Requirement: Filter the data for lines with the word "subscript", then copy every line so identified.

Source data:
++++++++++
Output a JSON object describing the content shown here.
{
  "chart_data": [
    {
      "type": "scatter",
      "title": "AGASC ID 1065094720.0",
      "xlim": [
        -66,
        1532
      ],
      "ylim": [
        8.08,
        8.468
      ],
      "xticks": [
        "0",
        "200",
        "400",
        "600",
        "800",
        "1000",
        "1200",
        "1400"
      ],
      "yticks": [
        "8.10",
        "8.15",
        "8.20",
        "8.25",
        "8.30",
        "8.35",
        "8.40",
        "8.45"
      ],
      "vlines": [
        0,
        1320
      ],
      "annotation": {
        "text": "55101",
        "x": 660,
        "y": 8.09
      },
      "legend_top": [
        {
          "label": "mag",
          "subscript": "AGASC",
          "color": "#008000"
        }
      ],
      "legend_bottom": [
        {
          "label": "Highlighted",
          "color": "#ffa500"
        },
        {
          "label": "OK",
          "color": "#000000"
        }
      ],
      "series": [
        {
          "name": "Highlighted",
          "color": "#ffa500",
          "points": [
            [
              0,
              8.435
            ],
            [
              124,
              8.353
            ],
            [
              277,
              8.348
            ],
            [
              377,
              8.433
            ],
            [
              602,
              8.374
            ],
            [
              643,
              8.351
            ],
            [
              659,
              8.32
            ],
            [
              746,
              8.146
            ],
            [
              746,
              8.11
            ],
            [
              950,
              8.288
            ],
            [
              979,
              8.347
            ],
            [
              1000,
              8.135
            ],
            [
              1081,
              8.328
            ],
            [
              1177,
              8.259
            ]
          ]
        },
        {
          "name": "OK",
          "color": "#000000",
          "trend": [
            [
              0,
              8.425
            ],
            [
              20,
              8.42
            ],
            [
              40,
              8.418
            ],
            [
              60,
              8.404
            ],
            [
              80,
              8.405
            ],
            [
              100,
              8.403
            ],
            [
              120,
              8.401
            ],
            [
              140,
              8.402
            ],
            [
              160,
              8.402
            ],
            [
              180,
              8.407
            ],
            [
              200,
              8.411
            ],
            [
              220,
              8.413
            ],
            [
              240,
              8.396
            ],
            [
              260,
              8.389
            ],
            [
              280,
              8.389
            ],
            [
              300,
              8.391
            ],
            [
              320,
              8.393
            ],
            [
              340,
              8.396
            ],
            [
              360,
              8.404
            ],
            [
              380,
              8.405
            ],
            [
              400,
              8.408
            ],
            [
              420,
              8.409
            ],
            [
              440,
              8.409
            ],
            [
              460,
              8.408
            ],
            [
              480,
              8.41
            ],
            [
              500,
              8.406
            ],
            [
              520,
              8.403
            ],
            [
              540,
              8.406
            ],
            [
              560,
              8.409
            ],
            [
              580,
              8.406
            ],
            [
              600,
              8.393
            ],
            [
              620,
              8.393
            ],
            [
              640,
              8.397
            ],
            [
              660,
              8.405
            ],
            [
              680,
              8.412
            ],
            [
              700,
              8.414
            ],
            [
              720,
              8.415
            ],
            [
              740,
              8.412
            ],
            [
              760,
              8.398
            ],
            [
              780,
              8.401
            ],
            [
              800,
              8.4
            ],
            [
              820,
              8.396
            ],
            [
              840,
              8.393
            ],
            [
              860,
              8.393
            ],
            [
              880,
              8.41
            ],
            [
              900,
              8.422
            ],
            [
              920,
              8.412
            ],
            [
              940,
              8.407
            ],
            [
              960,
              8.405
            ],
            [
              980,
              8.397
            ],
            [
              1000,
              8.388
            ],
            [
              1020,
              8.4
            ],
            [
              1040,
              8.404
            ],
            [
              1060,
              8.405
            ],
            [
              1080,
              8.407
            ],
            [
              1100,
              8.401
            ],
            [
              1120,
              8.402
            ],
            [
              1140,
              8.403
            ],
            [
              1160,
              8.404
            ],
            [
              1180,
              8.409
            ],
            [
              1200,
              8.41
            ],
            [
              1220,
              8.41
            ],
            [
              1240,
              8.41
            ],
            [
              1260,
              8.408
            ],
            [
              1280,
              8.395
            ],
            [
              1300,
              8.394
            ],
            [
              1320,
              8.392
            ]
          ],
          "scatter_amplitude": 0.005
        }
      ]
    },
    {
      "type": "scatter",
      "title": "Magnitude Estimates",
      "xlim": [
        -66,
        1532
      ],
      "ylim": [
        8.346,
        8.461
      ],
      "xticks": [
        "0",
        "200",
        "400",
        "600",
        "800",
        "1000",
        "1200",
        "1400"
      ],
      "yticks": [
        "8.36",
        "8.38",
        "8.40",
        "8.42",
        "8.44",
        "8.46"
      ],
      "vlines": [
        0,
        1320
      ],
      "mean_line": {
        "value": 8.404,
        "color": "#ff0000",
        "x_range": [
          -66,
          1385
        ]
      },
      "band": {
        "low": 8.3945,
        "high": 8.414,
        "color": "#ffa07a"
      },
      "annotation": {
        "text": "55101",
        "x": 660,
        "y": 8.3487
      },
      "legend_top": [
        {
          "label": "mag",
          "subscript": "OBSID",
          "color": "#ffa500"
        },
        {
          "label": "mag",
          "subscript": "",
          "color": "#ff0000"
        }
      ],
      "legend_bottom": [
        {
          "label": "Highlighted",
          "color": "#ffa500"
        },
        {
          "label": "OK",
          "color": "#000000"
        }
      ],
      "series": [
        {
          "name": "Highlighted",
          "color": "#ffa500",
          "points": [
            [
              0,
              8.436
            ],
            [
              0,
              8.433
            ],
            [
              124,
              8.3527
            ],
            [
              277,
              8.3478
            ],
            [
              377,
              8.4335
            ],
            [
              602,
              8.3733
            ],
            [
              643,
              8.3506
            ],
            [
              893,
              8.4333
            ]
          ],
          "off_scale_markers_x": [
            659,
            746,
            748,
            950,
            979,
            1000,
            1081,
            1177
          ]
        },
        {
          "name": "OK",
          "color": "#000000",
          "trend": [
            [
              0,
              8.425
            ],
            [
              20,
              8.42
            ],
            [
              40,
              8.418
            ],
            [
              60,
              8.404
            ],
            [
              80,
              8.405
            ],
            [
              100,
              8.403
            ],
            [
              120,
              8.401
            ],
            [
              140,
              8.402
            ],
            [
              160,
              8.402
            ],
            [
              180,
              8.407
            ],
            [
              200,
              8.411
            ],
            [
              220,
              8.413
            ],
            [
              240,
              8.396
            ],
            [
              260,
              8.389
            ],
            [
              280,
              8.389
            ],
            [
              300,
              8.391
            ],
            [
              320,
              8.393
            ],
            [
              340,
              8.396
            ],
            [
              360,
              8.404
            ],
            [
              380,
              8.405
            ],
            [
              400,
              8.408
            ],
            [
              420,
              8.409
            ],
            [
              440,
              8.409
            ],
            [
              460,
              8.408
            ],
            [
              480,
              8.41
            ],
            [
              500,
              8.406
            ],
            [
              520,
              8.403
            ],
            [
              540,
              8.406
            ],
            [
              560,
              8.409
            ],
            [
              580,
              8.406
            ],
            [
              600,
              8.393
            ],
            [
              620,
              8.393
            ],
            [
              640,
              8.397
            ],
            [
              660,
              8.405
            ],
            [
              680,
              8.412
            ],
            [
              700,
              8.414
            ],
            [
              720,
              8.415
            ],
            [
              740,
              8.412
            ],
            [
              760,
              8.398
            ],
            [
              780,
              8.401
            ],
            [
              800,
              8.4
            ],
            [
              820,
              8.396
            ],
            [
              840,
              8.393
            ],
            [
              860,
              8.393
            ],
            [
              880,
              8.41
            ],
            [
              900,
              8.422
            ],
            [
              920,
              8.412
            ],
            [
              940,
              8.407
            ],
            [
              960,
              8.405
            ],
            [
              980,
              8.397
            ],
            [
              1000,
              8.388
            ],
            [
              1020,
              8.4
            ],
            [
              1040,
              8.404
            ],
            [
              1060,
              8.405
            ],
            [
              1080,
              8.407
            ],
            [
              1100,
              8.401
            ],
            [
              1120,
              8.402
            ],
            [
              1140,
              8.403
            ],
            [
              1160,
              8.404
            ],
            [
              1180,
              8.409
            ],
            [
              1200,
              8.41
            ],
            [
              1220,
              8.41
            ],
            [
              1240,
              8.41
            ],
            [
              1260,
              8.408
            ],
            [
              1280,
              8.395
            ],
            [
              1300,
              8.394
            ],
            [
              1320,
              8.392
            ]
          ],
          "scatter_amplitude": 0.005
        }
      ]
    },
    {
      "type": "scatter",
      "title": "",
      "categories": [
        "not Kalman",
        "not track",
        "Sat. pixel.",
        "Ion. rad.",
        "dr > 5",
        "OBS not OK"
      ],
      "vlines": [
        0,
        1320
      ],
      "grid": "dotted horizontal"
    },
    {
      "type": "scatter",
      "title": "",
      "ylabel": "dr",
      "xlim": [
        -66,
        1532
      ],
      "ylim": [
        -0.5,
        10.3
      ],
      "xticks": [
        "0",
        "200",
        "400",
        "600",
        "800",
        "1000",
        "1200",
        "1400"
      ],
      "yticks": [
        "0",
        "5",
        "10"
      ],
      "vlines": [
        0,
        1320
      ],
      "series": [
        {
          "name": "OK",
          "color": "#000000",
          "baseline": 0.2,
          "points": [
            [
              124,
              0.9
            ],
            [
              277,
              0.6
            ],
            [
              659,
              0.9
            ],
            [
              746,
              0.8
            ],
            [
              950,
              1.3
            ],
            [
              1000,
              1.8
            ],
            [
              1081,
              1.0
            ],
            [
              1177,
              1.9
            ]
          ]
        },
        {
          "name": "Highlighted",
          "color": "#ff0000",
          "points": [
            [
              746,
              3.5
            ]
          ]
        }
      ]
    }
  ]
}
++++++++++
Result:
          "subscript": "AGASC",
          "subscript": "OBSID",
          "subscript": "",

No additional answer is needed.